### TASK PROMPT
Output nothing but the number of lines that include the word "true".

### DATA TO PROCESS
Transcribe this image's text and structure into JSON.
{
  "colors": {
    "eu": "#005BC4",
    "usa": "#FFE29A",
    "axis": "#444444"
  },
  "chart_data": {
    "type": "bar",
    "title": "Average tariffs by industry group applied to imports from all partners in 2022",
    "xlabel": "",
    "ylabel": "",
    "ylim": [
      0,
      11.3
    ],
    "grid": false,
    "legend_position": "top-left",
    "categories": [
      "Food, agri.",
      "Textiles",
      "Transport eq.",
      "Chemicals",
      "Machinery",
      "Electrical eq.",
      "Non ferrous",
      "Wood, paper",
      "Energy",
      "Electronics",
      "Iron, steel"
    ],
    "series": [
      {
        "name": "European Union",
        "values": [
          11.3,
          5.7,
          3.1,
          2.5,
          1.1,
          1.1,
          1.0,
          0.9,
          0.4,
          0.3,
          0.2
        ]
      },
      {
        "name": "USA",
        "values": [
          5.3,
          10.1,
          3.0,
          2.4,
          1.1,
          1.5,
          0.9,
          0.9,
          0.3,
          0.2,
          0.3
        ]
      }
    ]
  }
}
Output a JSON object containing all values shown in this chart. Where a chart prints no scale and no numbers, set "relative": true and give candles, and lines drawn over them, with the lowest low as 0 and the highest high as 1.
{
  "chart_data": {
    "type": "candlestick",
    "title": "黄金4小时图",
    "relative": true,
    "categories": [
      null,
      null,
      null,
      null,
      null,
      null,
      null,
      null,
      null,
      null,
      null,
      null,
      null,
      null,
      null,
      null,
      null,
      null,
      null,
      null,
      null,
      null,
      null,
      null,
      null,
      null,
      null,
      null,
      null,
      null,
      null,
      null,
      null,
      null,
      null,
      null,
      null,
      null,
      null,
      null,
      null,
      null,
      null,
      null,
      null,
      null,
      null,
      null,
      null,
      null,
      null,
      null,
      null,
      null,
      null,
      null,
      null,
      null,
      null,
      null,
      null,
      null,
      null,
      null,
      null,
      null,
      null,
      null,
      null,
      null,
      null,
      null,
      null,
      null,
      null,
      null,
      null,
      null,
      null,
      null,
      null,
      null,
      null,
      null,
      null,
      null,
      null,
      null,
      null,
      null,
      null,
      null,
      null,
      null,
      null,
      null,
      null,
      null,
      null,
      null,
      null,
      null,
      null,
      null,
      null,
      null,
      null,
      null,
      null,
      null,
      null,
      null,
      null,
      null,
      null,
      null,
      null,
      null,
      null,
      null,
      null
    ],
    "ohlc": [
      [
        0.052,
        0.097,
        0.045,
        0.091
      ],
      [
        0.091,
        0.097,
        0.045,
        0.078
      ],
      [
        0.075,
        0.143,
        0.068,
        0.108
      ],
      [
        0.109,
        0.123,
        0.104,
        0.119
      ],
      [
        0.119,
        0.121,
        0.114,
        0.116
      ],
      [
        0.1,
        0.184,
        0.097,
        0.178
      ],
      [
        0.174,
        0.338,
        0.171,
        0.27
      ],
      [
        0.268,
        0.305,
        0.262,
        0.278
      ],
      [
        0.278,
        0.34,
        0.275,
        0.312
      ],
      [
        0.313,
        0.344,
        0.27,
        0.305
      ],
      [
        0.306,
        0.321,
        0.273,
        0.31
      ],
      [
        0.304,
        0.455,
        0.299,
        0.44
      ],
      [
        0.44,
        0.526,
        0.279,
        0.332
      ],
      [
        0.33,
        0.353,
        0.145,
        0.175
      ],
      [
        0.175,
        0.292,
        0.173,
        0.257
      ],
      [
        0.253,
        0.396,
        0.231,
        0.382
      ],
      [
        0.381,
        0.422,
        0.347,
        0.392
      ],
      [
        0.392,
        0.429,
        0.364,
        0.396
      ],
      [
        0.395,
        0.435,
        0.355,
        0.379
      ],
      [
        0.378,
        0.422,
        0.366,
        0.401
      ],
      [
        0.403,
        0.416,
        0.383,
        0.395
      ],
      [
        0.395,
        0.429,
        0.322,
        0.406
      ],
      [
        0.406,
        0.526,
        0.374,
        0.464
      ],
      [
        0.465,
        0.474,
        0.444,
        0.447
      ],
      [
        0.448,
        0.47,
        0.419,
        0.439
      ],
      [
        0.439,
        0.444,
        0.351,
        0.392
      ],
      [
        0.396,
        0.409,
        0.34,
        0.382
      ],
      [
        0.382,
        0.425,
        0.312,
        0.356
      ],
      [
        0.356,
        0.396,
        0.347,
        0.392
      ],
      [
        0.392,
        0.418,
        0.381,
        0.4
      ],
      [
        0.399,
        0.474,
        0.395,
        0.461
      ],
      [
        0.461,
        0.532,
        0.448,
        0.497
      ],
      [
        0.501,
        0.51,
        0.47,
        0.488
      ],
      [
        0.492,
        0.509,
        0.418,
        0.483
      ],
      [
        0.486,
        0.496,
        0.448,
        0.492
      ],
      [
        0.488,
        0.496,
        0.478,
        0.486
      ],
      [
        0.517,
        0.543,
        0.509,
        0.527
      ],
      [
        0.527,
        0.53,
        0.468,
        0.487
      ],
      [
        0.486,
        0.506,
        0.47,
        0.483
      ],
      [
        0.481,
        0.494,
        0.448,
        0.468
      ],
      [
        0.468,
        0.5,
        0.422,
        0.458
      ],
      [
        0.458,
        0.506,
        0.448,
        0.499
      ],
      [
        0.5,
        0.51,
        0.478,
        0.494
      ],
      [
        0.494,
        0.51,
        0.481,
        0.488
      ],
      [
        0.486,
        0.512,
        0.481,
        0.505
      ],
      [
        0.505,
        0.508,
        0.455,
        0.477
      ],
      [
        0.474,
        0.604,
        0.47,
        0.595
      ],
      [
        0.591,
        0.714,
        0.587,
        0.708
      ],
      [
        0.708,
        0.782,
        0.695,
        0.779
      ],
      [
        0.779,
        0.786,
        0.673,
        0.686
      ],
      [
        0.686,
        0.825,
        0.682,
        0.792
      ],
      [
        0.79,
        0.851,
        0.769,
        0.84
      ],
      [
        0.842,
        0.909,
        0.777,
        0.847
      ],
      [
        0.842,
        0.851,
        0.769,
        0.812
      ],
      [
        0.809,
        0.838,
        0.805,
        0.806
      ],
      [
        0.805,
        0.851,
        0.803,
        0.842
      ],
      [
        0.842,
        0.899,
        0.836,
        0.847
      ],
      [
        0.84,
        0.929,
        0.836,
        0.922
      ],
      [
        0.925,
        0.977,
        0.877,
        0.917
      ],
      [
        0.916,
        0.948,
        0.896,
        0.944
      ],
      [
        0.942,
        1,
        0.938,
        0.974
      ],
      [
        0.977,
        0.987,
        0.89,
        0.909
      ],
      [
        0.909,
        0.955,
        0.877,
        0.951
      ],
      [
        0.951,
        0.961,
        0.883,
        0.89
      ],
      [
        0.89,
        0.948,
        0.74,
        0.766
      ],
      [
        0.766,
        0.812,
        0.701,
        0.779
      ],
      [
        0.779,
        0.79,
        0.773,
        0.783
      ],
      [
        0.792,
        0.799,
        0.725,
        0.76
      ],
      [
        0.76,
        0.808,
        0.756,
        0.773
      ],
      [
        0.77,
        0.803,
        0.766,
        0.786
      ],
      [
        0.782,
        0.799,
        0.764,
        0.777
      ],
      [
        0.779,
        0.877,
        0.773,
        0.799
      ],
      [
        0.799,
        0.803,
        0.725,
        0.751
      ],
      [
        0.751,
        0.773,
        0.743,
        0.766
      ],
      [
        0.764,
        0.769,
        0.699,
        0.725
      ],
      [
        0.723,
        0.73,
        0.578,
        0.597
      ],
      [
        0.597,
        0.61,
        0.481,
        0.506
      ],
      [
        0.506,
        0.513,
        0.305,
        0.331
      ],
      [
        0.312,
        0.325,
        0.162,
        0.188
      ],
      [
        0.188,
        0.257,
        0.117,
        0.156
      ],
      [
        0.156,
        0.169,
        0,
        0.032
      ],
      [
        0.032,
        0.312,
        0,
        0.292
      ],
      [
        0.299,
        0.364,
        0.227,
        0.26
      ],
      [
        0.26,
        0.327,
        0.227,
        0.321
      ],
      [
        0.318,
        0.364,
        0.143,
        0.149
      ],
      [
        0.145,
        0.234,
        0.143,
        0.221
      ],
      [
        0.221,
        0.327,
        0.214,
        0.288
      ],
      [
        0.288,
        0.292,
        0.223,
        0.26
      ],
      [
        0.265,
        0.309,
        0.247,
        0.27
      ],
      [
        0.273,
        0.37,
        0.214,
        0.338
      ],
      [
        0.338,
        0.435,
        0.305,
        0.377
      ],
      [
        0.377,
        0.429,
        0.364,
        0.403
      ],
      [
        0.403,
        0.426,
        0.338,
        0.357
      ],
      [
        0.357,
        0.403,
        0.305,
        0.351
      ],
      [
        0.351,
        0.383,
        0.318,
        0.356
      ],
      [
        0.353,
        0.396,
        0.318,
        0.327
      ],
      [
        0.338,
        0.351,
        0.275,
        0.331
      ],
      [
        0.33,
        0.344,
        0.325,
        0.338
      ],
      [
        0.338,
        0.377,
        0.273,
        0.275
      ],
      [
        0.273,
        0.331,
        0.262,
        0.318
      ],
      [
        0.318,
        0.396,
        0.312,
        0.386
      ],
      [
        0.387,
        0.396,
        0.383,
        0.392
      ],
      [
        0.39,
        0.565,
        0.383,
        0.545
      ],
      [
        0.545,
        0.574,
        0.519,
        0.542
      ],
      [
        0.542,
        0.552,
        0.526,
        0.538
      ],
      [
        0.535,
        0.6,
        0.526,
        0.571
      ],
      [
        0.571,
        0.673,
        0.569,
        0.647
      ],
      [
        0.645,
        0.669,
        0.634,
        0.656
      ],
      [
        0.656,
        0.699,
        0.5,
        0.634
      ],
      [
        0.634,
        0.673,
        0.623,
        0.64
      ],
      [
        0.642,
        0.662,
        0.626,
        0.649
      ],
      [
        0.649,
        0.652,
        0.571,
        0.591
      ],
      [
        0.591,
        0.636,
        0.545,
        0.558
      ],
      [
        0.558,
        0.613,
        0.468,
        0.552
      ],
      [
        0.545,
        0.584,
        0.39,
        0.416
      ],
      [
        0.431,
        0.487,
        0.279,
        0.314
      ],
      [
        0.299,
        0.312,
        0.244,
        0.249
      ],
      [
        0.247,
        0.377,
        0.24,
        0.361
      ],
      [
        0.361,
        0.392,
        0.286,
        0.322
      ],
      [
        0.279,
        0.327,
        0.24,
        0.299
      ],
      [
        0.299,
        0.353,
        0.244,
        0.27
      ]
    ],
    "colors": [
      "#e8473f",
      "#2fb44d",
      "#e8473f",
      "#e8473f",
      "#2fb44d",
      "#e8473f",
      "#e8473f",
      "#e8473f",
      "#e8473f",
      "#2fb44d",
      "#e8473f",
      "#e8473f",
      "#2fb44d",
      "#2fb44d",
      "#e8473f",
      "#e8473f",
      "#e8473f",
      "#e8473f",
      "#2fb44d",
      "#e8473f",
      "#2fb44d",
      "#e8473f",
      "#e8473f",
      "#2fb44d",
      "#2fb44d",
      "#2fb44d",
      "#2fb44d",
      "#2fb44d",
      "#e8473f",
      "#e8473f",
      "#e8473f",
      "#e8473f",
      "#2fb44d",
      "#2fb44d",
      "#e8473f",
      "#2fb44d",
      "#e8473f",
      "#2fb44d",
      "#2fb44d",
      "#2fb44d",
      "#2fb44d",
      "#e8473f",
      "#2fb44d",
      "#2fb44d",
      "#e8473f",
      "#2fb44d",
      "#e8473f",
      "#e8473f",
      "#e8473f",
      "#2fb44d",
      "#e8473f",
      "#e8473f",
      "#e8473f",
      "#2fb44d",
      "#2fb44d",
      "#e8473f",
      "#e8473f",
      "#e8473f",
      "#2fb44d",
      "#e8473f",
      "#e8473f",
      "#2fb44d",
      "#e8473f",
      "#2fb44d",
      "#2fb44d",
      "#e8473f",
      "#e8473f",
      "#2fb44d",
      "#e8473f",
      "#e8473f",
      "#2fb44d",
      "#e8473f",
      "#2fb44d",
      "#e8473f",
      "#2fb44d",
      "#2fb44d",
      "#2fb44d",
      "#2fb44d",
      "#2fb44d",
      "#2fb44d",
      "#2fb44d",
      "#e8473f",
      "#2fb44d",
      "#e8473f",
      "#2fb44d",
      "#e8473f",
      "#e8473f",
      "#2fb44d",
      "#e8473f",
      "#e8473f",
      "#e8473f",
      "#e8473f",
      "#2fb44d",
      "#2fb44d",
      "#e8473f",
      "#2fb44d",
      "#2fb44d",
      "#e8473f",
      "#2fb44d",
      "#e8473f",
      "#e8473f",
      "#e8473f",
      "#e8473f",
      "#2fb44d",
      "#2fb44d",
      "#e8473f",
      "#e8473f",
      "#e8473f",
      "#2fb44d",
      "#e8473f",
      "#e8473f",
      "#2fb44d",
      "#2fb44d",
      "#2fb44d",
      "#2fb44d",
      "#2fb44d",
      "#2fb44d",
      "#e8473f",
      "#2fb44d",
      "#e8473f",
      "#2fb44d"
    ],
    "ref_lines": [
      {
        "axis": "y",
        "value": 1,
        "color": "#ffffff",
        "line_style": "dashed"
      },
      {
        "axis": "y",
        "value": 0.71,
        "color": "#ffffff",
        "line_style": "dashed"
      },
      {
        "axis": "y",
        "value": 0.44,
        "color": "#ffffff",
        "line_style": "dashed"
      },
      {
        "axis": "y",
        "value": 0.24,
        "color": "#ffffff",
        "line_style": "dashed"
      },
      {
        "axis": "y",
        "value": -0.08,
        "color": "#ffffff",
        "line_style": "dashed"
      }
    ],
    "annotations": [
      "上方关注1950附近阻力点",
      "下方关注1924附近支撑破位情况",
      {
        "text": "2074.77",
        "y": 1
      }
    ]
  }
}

### EXERCISE RESPONSE
2